# REQUIREMENT
Output all of the entries exactly as written.

# EXERCISE INPUT
▬▬▬▬▬▬
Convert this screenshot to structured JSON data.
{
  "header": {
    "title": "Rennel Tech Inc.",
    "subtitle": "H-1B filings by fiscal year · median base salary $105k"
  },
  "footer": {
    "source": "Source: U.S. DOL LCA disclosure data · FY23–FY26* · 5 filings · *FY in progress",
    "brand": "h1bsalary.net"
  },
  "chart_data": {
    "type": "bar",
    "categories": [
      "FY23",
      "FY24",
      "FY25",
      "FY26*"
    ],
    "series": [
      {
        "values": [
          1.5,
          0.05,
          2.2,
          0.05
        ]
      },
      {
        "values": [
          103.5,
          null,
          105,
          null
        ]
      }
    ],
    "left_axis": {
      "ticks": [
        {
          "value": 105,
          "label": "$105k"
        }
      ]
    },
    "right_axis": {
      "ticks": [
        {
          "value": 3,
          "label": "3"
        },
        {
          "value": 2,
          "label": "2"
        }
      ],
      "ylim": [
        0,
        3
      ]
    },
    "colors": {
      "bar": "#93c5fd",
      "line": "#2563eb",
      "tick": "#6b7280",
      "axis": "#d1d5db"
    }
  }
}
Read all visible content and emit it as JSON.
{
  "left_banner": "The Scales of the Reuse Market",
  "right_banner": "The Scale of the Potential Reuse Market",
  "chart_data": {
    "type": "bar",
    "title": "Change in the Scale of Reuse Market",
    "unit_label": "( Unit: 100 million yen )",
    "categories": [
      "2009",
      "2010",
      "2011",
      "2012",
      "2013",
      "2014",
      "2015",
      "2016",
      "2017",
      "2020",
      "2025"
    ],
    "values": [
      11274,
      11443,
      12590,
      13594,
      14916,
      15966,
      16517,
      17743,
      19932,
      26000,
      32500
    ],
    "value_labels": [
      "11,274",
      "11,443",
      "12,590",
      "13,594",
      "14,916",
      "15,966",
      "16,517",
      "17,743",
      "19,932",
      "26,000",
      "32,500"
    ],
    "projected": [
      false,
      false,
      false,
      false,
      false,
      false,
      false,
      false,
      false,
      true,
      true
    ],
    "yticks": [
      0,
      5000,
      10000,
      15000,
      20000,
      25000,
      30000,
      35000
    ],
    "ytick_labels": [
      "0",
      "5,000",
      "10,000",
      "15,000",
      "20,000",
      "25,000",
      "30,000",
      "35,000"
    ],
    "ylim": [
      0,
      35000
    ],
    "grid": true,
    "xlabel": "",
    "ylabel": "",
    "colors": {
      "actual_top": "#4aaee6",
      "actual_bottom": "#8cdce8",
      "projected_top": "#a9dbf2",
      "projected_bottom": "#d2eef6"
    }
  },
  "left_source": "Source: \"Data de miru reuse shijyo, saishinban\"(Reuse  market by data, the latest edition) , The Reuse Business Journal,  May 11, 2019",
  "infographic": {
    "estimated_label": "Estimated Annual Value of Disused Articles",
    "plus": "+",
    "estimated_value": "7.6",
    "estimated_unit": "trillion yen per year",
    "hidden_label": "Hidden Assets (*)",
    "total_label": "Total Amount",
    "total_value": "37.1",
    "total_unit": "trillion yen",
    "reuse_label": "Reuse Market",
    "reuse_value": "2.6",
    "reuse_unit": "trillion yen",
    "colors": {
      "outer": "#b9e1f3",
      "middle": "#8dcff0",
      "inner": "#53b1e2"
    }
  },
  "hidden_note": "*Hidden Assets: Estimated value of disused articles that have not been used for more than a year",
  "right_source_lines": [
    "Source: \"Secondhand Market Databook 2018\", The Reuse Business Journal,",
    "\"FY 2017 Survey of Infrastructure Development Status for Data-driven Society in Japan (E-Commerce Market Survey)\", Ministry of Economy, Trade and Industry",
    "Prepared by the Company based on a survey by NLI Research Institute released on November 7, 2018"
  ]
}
▬▬▬▬▬▬
# TASK ANSWER
Convert this screenshot to structured JSON data.
{
  "header": {
    "title": "Rennel Tech Inc.",
    "subtitle": "H-1B filings by fiscal year · median base salary $105k"
  },
  "footer": {
    "source": "Source: U.S. DOL LCA disclosure data · FY23–FY26* · 5 filings · *FY in progress",
    "brand": "h1bsalary.net"
  },
  "chart_data": {
    "type": "bar",
    "categories": [
      "FY23",
      "FY24",
      "FY25",
      "FY26*"
    ],
    "series": [
      {
        "values": [
          1.5,
          0.05,
          2.2,
          0.05
        ]
      },
      {
        "values": [
          103.5,
          null,
          105,
          null
        ]
      }
    ],
    "left_axis": {
      "ticks": [
        {
          "value": 105,
          "label": "$105k"
        }
      ]
    },
    "right_axis": {
      "ticks": [
        {
          "value": 3,
          "label": "3"
        },
        {
          "value": 2,
          "label": "2"
        }
      ],
      "ylim": [
        0,
        3
      ]
    },
    "colors": {
      "bar": "#93c5fd",
      "line": "#2563eb",
      "tick": "#6b7280",
      "axis": "#d1d5db"
    }
  }
}
Read all visible content and emit it as JSON.
{
  "left_banner": "The Scales of the Reuse Market",
  "right_banner": "The Scale of the Potential Reuse Market",
  "chart_data": {
    "type": "bar",
    "title": "Change in the Scale of Reuse Market",
    "unit_label": "( Unit: 100 million yen )",
    "categories": [
      "2009",
      "2010",
      "2011",
      "2012",
      "2013",
      "2014",
      "2015",
      "2016",
      "2017",
      "2020",
      "2025"
    ],
    "values": [
      11274,
      11443,
      12590,
      13594,
      14916,
      15966,
      16517,
      17743,
      19932,
      26000,
      32500
    ],
    "value_labels": [
      "11,274",
      "11,443",
      "12,590",
      "13,594",
      "14,916",
      "15,966",
      "16,517",
      "17,743",
      "19,932",
      "26,000",
      "32,500"
    ],
    "projected": [
      false,
      false,
      false,
      false,
      false,
      false,
      false,
      false,
      false,
      true,
      true
    ],
    "yticks": [
      0,
      5000,
      10000,
      15000,
      20000,
      25000,
      30000,
      35000
    ],
    "ytick_labels": [
      "0",
      "5,000",
      "10,000",
      "15,000",
      "20,000",
      "25,000",
      "30,000",
      "35,000"
    ],
    "ylim": [
      0,
      35000
    ],
    "grid": true,
    "xlabel": "",
    "ylabel": "",
    "colors": {
      "actual_top": "#4aaee6",
      "actual_bottom": "#8cdce8",
      "projected_top": "#a9dbf2",
      "projected_bottom": "#d2eef6"
    }
  },
  "left_source": "Source: \"Data de miru reuse shijyo, saishinban\"(Reuse  market by data, the latest edition) , The Reuse Business Journal,  May 11, 2019",
  "infographic": {
    "estimated_label": "Estimated Annual Value of Disused Articles",
    "plus": "+",
    "estimated_value": "7.6",
    "estimated_unit": "trillion yen per year",
    "hidden_label": "Hidden Assets (*)",
    "total_label": "Total Amount",
    "total_value": "37.1",
    "total_unit": "trillion yen",
    "reuse_label": "Reuse Market",
    "reuse_value": "2.6",
    "reuse_unit": "trillion yen",
    "colors": {
      "outer": "#b9e1f3",
      "middle": "#8dcff0",
      "inner": "#53b1e2"
    }
  },
  "hidden_note": "*Hidden Assets: Estimated value of disused articles that have not been used for more than a year",
  "right_source_lines": [
    "Source: \"Secondhand Market Databook 2018\", The Reuse Business Journal,",
    "\"FY 2017 Survey of Infrastructure Development Status for Data-driven Society in Japan (E-Commerce Market Survey)\", Ministry of Economy, Trade and Industry",
    "Prepared by the Company based on a survey by NLI Research Institute released on November 7, 2018"
  ]
}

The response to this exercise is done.